Document passage>
★ ★ ★ ★ ★
TDI with a 4L65 automatic in a Jeep TJ

N2TOH

Veteran Member
Joined
Aug 29, 2003
Location
Chester County, PA
TDI
none currently
you might want to try contacting these folks to see where you can get an oil free turbo.

http://www.miti.cc/new_products.html

The flexplate spacer fit up well, at least on the diameters. I think there's too little clearance around the heads, so I'm getting some different fasteners. But overall, I was pleased to see everything fit together snugly with a good pilot.






And for the first time ever, I present to you a AHF/4L65/NP241OR drivetrain.



Too shiny. Need to get it dirty.

Plenty of clearance around the back of the head, though I may rearrange the heater outlet once I see how much space the jeep firewall offers.


Ran into a problem with the starter fit with the oil drain - it doesn't. The starter will clear the turbo support bracket, but the braid of the drain line gets pushed right onto the positive terminal.



Thinking about getting the oil drain line with the flared fitting instead of the banjo. Does anyone know if this will work on this AHF motor?:
http://www.idparts.com/catalog/product_info.php?products_id=779&osCsid=7s33h02t45vo4a92a0eeqhg121
 

Jet 02

Well-known member
Joined
Mar 13, 2007
Location
Californa
TDI
2002 Jetta, Vanagon AHU project
Turbo oil line

Well the drain like is only at crankcase pressure. Probably +/- 7psi. So what many do is go from metric to AN hose fittings and hose.
I bought AN to metric adaptors from www.allensfasteners.com.
I will then also purchase a turbo to AN drain fitting from a vendor on eBay.
If one wanted steel fittings then look for JIC to metric adaptors.
One place to look would be http://www.discounthydraulichose.com/JIC_37_Male_x_Metric_Male_p/9067.htm

On my project (Vanagon) there is a motor mount 1" below the turbo drain. So I get to do some messy plumbing.
Jet 02
 

ttsupra2503

Member
Joined
Jan 13, 2013
Location
Kelowna, BC
TDI
None
This build has me VERY interested considering I have a Cherokee that I wanted to put an 4L65e into. I am gonna replace the Peugeot manual transmission and I was looking into what motor I was gonna put in there.

Do you think the 4L65e will rev low enough with the controller to keep the torque of the diesel? Have you considered using full lock on the converter for highway modes?

Great build so far though... keep it up. I will probably follow up with my own build this summer so I am looking forward to hearing how the 4L65e does behind that motor.
 

mcneil

Veteran Member
Joined
Jun 23, 2010
Location
Pasadena, CA
TDI
2010 Golf TDI 4dr, 2001 Jetta TDI, Jeep TDI project
This build has me VERY interested considering I have a Cherokee that I wanted to put an 4L65e into. I am gonna replace the Peugeot manual transmission and I was looking into what motor I was gonna put in there.

Do you think the 4L65e will rev low enough with the controller to keep the torque of the diesel? Have you considered using full lock on the converter for highway modes?

Great build so far though... keep it up. I will probably follow up with my own build this summer so I am looking forward to hearing how the 4L65e does behind that motor.
★ ★ ★ ★ ★
Data extract>
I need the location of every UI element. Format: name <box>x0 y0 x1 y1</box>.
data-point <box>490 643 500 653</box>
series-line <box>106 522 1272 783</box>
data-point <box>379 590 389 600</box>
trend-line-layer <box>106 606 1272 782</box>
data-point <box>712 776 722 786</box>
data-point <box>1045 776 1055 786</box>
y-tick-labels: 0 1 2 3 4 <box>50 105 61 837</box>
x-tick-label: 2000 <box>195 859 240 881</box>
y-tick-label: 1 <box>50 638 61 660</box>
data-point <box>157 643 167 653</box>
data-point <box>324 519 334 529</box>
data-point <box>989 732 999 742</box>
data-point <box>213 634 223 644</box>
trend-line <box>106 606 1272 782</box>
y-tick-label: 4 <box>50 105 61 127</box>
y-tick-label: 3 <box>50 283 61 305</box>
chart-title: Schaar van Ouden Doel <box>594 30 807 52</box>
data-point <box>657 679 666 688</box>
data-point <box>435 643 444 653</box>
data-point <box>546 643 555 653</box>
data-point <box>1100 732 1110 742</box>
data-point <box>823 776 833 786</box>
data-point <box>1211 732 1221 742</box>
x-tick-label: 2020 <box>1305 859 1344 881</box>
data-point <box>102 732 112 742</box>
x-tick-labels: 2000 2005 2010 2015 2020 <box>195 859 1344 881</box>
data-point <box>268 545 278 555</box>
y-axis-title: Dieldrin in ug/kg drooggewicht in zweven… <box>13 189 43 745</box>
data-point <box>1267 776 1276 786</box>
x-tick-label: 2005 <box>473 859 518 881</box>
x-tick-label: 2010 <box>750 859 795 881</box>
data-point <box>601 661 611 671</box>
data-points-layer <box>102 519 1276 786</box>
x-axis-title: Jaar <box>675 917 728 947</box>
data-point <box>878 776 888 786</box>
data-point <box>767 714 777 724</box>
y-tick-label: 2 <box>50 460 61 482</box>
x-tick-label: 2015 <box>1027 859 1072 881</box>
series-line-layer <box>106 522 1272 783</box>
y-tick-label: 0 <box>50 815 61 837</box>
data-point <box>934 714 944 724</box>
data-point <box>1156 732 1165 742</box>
★ ★ ★ ★ ★
Task directions>
Please answer these about the Jeep TDI forum thread above:
(a) In the starter fit problem, what does the braid of the drain line get pushed onto?
(b) According to Jet 02, what pressure is the drain line at?
(c) What location does ttsupra2503 list?

Reply>
(a) The positive terminal.
(b) Crankcase pressure, probably +/- 7psi.
(c) Kelowna, BC.